Retype all of the data. Every line must match exactly.

Saved entries:
..............................
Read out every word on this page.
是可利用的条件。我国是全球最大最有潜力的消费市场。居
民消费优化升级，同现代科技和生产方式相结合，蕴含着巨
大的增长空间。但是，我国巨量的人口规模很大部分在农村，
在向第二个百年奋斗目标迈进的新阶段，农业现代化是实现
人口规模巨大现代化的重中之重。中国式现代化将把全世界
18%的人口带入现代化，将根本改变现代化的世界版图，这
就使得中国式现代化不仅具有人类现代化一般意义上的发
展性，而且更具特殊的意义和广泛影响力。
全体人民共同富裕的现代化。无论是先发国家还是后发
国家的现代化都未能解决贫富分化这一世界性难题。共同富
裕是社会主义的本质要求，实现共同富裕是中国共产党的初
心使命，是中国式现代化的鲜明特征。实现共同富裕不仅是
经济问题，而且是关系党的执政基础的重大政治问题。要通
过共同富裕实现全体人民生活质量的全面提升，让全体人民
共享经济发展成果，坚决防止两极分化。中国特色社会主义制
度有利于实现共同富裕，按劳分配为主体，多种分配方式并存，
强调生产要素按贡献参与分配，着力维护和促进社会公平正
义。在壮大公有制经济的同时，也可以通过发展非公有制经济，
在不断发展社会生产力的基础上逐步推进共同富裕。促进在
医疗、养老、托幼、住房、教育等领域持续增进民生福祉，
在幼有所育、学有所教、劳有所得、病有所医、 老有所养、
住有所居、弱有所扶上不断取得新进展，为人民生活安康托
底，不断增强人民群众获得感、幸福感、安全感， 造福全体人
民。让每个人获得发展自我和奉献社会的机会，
..............................
▶ [Response to this exercise]
Read out every word on this page.
是可利用的条件。我国是全球最大最有潜力的消费市场。居
民消费优化升级，同现代科技和生产方式相结合，蕴含着巨
大的增长空间。但是，我国巨量的人口规模很大部分在农村，
在向第二个百年奋斗目标迈进的新阶段，农业现代化是实现
人口规模巨大现代化的重中之重。中国式现代化将把全世界
18%的人口带入现代化，将根本改变现代化的世界版图，这
就使得中国式现代化不仅具有人类现代化一般意义上的发
展性，而且更具特殊的意义和广泛影响力。
全体人民共同富裕的现代化。无论是先发国家还是后发
国家的现代化都未能解决贫富分化这一世界性难题。共同富
裕是社会主义的本质要求，实现共同富裕是中国共产党的初
心使命，是中国式现代化的鲜明特征。实现共同富裕不仅是
经济问题，而且是关系党的执政基础的重大政治问题。要通
过共同富裕实现全体人民生活质量的全面提升，让全体人民
共享经济发展成果，坚决防止两极分化。中国特色社会主义制
度有利于实现共同富裕，按劳分配为主体，多种分配方式并存，
强调生产要素按贡献参与分配，着力维护和促进社会公平正
义。在壮大公有制经济的同时，也可以通过发展非公有制经济，
在不断发展社会生产力的基础上逐步推进共同富裕。促进在
医疗、养老、托幼、住房、教育等领域持续增进民生福祉，
在幼有所育、学有所教、劳有所得、病有所医、 老有所养、
住有所居、弱有所扶上不断取得新进展，为人民生活安康托
底，不断增强人民群众获得感、幸福感、安全感， 造福全体人
民。让每个人获得发展自我和奉献社会的机会，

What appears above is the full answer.